═══ Task data
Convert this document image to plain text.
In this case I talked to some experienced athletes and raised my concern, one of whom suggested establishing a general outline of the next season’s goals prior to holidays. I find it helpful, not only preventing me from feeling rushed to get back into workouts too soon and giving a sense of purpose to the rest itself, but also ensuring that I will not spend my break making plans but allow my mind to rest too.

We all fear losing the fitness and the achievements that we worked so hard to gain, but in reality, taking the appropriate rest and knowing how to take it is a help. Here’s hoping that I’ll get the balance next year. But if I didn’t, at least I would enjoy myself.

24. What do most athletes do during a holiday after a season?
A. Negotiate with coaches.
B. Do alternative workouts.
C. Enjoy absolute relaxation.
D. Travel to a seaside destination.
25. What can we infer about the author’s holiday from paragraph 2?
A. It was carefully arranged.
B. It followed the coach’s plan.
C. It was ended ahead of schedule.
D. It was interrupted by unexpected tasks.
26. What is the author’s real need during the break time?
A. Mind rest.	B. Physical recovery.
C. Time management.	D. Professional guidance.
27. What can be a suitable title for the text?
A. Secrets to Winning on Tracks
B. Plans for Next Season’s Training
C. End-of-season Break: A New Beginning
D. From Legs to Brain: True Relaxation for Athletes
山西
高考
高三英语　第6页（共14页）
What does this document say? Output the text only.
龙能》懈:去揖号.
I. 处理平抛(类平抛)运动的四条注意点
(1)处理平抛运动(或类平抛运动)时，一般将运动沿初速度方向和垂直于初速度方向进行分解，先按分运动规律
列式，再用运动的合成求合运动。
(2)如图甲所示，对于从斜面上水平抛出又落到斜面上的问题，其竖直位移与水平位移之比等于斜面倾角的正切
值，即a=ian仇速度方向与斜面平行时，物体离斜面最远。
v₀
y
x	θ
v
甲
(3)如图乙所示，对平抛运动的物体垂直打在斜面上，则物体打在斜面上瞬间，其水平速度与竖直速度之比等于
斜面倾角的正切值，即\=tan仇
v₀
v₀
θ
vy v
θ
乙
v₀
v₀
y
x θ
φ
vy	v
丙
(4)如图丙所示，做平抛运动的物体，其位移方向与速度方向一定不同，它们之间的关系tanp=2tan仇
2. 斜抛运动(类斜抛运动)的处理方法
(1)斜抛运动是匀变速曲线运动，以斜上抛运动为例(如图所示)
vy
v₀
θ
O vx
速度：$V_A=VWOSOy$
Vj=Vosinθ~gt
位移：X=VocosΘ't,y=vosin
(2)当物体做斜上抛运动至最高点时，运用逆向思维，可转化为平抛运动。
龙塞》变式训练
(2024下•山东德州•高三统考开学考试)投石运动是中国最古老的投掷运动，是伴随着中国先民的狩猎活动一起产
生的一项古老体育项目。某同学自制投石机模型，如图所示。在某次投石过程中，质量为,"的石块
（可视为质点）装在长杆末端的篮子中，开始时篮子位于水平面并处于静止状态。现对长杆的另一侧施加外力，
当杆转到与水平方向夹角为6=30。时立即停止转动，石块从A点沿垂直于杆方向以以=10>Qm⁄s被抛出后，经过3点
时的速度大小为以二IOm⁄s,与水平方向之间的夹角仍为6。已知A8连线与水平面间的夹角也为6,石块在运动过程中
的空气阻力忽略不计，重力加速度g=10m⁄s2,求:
══════
» Description of the task
Return what is listed above, exactly and completely.

» Full solution
Convert this document image to plain text.
In this case I talked to some experienced athletes and raised my concern, one of whom suggested establishing a general outline of the next season’s goals prior to holidays. I find it helpful, not only preventing me from feeling rushed to get back into workouts too soon and giving a sense of purpose to the rest itself, but also ensuring that I will not spend my break making plans but allow my mind to rest too.

We all fear losing the fitness and the achievements that we worked so hard to gain, but in reality, taking the appropriate rest and knowing how to take it is a help. Here’s hoping that I’ll get the balance next year. But if I didn’t, at least I would enjoy myself.

24. What do most athletes do during a holiday after a season?
A. Negotiate with coaches.
B. Do alternative workouts.
C. Enjoy absolute relaxation.
D. Travel to a seaside destination.
25. What can we infer about the author’s holiday from paragraph 2?
A. It was carefully arranged.
B. It followed the coach’s plan.
C. It was ended ahead of schedule.
D. It was interrupted by unexpected tasks.
26. What is the author’s real need during the break time?
A. Mind rest.	B. Physical recovery.
C. Time management.	D. Professional guidance.
27. What can be a suitable title for the text?
A. Secrets to Winning on Tracks
B. Plans for Next Season’s Training
C. End-of-season Break: A New Beginning
D. From Legs to Brain: True Relaxation for Athletes
山西
高考
高三英语　第6页（共14页）
What does this document say? Output the text only.
龙能》懈:去揖号.
I. 处理平抛(类平抛)运动的四条注意点
(1)处理平抛运动(或类平抛运动)时，一般将运动沿初速度方向和垂直于初速度方向进行分解，先按分运动规律
列式，再用运动的合成求合运动。
(2)如图甲所示，对于从斜面上水平抛出又落到斜面上的问题，其竖直位移与水平位移之比等于斜面倾角的正切
值，即a=ian仇速度方向与斜面平行时，物体离斜面最远。
v₀
y
x	θ
v
甲
(3)如图乙所示，对平抛运动的物体垂直打在斜面上，则物体打在斜面上瞬间，其水平速度与竖直速度之比等于
斜面倾角的正切值，即\=tan仇
v₀
v₀
θ
vy v
θ
乙
v₀
v₀
y
x θ
φ
vy	v
丙
(4)如图丙所示，做平抛运动的物体，其位移方向与速度方向一定不同，它们之间的关系tanp=2tan仇
2. 斜抛运动(类斜抛运动)的处理方法
(1)斜抛运动是匀变速曲线运动，以斜上抛运动为例(如图所示)
vy
v₀
θ
O vx
速度：$V_A=VWOSOy$
Vj=Vosinθ~gt
位移：X=VocosΘ't,y=vosin
(2)当物体做斜上抛运动至最高点时，运用逆向思维，可转化为平抛运动。
龙塞》变式训练
(2024下•山东德州•高三统考开学考试)投石运动是中国最古老的投掷运动，是伴随着中国先民的狩猎活动一起产
生的一项古老体育项目。某同学自制投石机模型，如图所示。在某次投石过程中，质量为,"的石块
（可视为质点）装在长杆末端的篮子中，开始时篮子位于水平面并处于静止状态。现对长杆的另一侧施加外力，
当杆转到与水平方向夹角为6=30。时立即停止转动，石块从A点沿垂直于杆方向以以=10>Qm⁄s被抛出后，经过3点
时的速度大小为以二IOm⁄s,与水平方向之间的夹角仍为6。已知A8连线与水平面间的夹角也为6,石块在运动过程中
的空气阻力忽略不计，重力加速度g=10m⁄s2,求:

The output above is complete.